> [Aim]:
Copy every entry exactly as given, minus the images.

>> Begin Excerpted records

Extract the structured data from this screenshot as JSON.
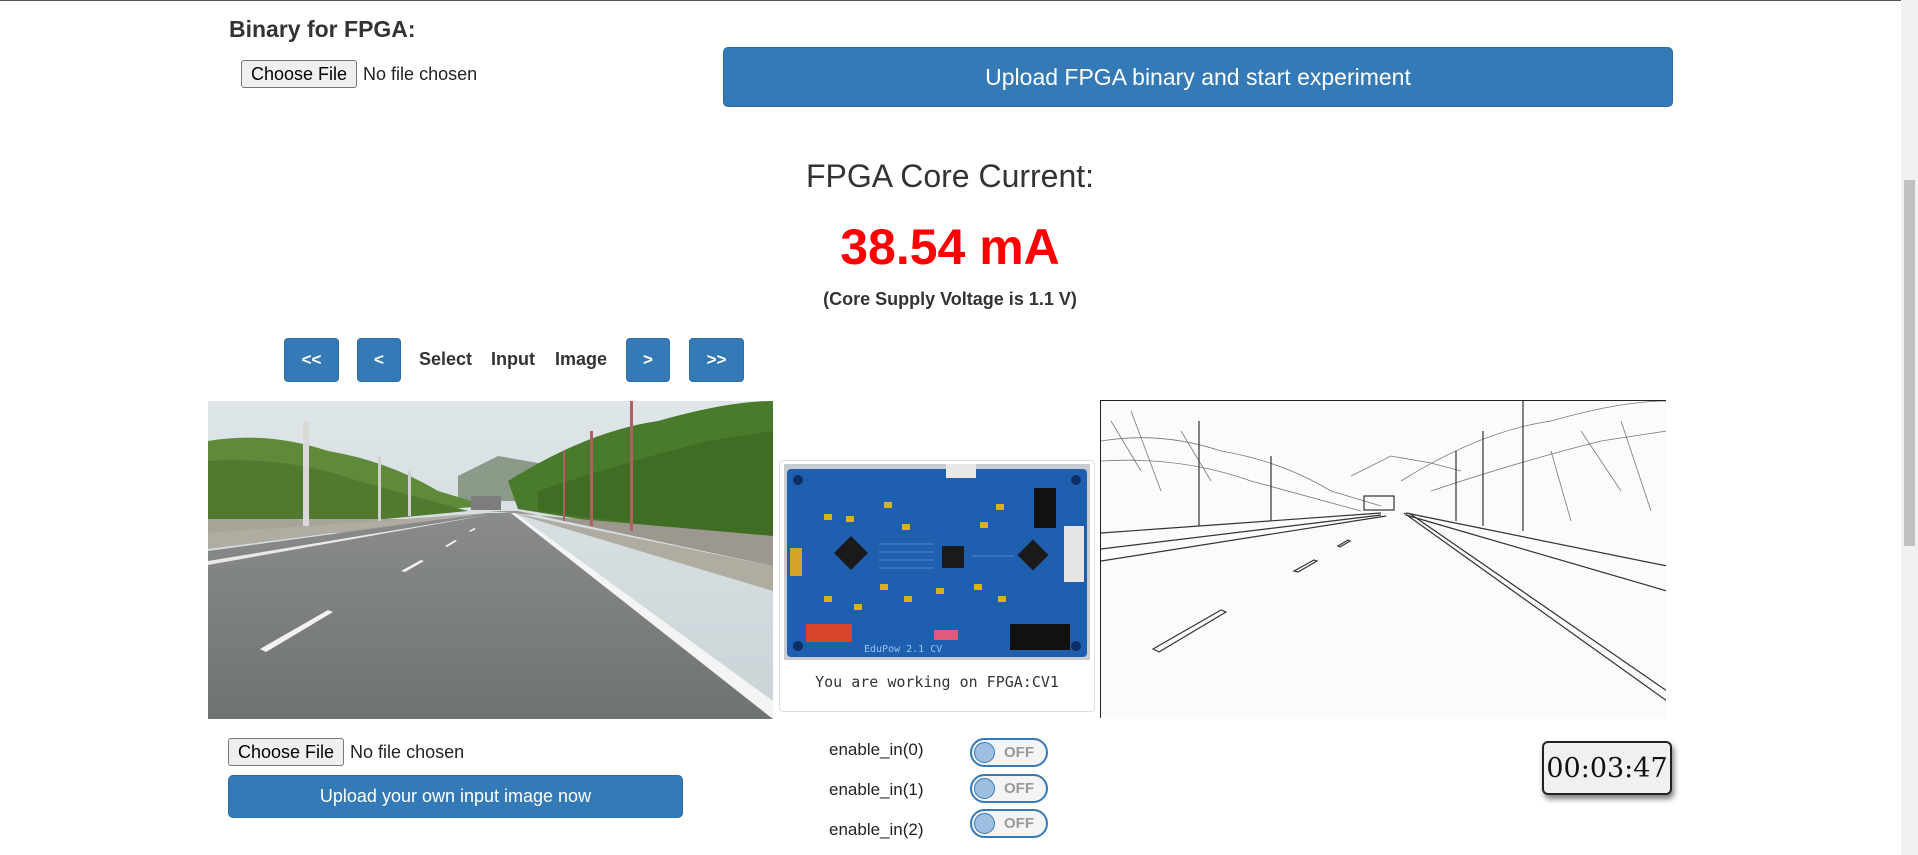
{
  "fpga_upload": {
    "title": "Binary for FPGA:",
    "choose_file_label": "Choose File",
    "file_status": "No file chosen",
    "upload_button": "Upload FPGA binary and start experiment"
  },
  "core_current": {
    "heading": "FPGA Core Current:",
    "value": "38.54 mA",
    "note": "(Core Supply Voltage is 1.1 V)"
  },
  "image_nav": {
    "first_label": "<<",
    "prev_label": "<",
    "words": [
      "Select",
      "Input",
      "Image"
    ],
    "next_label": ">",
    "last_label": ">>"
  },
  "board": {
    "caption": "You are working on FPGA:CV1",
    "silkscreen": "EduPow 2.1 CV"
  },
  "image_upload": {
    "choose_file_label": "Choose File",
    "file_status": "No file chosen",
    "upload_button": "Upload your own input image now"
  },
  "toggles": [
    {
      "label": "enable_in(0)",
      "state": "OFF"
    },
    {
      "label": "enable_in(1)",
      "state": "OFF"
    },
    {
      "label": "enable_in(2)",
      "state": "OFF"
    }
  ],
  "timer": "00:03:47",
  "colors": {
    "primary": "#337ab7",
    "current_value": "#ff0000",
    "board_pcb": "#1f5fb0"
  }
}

>> End Excerpted records

> [Solution to this problem]:
Extract the structured data from this screenshot as JSON.
{
  "fpga_upload": {
    "title": "Binary for FPGA:",
    "choose_file_label": "Choose File",
    "file_status": "No file chosen",
    "upload_button": "Upload FPGA binary and start experiment"
  },
  "core_current": {
    "heading": "FPGA Core Current:",
    "value": "38.54 mA",
    "note": "(Core Supply Voltage is 1.1 V)"
  },
  "image_nav": {
    "first_label": "<<",
    "prev_label": "<",
    "words": [
      "Select",
      "Input",
      "Image"
    ],
    "next_label": ">",
    "last_label": ">>"
  },
  "board": {
    "caption": "You are working on FPGA:CV1",
    "silkscreen": "EduPow 2.1 CV"
  },
  "image_upload": {
    "choose_file_label": "Choose File",
    "file_status": "No file chosen",
    "upload_button": "Upload your own input image now"
  },
  "toggles": [
    {
      "label": "enable_in(0)",
      "state": "OFF"
    },
    {
      "label": "enable_in(1)",
      "state": "OFF"
    },
    {
      "label": "enable_in(2)",
      "state": "OFF"
    }
  ],
  "timer": "00:03:47",
  "colors": {
    "primary": "#337ab7",
    "current_value": "#ff0000",
    "board_pcb": "#1f5fb0"
  }
}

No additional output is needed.